Written request:
Exactly as written, print each record in the listing.

Stored data entries:

┌──

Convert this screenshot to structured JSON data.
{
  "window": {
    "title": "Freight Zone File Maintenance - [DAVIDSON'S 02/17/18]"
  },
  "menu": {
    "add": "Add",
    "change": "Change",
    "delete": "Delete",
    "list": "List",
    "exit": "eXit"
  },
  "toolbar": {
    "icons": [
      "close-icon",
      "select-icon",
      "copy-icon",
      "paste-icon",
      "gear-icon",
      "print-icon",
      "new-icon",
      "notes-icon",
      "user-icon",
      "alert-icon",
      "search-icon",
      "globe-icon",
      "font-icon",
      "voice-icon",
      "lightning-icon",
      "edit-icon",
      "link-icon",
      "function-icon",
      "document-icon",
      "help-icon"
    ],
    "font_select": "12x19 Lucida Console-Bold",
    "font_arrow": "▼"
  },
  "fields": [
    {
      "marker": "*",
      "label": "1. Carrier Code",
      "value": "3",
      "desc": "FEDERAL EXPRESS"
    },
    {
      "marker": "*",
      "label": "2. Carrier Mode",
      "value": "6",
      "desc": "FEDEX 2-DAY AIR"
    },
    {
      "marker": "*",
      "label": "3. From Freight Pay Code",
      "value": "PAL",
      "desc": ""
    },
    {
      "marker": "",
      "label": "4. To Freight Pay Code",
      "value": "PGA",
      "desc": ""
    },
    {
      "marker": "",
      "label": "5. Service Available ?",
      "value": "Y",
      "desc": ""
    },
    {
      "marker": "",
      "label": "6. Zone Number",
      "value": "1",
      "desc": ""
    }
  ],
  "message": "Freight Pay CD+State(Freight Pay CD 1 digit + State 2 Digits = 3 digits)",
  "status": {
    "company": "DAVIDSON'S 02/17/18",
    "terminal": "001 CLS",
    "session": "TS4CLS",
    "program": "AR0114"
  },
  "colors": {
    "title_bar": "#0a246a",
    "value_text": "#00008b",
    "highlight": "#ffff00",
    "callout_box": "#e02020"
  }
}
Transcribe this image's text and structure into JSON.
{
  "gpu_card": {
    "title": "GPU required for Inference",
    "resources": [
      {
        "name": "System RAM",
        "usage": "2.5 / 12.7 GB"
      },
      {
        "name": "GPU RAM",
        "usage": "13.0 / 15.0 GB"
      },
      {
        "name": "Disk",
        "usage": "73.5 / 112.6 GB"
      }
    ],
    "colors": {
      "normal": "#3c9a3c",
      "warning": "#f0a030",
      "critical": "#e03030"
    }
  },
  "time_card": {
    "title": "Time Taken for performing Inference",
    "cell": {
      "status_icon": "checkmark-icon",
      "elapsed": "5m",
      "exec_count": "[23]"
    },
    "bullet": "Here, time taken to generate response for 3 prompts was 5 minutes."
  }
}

└──

Completed exercise:
Convert this screenshot to structured JSON data.
{
  "window": {
    "title": "Freight Zone File Maintenance - [DAVIDSON'S 02/17/18]"
  },
  "menu": {
    "add": "Add",
    "change": "Change",
    "delete": "Delete",
    "list": "List",
    "exit": "eXit"
  },
  "toolbar": {
    "icons": [
      "close-icon",
      "select-icon",
      "copy-icon",
      "paste-icon",
      "gear-icon",
      "print-icon",
      "new-icon",
      "notes-icon",
      "user-icon",
      "alert-icon",
      "search-icon",
      "globe-icon",
      "font-icon",
      "voice-icon",
      "lightning-icon",
      "edit-icon",
      "link-icon",
      "function-icon",
      "document-icon",
      "help-icon"
    ],
    "font_select": "12x19 Lucida Console-Bold",
    "font_arrow": "▼"
  },
  "fields": [
    {
      "marker": "*",
      "label": "1. Carrier Code",
      "value": "3",
      "desc": "FEDERAL EXPRESS"
    },
    {
      "marker": "*",
      "label": "2. Carrier Mode",
      "value": "6",
      "desc": "FEDEX 2-DAY AIR"
    },
    {
      "marker": "*",
      "label": "3. From Freight Pay Code",
      "value": "PAL",
      "desc": ""
    },
    {
      "marker": "",
      "label": "4. To Freight Pay Code",
      "value": "PGA",
      "desc": ""
    },
    {
      "marker": "",
      "label": "5. Service Available ?",
      "value": "Y",
      "desc": ""
    },
    {
      "marker": "",
      "label": "6. Zone Number",
      "value": "1",
      "desc": ""
    }
  ],
  "message": "Freight Pay CD+State(Freight Pay CD 1 digit + State 2 Digits = 3 digits)",
  "status": {
    "company": "DAVIDSON'S 02/17/18",
    "terminal": "001 CLS",
    "session": "TS4CLS",
    "program": "AR0114"
  },
  "colors": {
    "title_bar": "#0a246a",
    "value_text": "#00008b",
    "highlight": "#ffff00",
    "callout_box": "#e02020"
  }
}
Transcribe this image's text and structure into JSON.
{
  "gpu_card": {
    "title": "GPU required for Inference",
    "resources": [
      {
        "name": "System RAM",
        "usage": "2.5 / 12.7 GB"
      },
      {
        "name": "GPU RAM",
        "usage": "13.0 / 15.0 GB"
      },
      {
        "name": "Disk",
        "usage": "73.5 / 112.6 GB"
      }
    ],
    "colors": {
      "normal": "#3c9a3c",
      "warning": "#f0a030",
      "critical": "#e03030"
    }
  },
  "time_card": {
    "title": "Time Taken for performing Inference",
    "cell": {
      "status_icon": "checkmark-icon",
      "elapsed": "5m",
      "exec_count": "[23]"
    },
    "bullet": "Here, time taken to generate response for 3 prompts was 5 minutes."
  }
}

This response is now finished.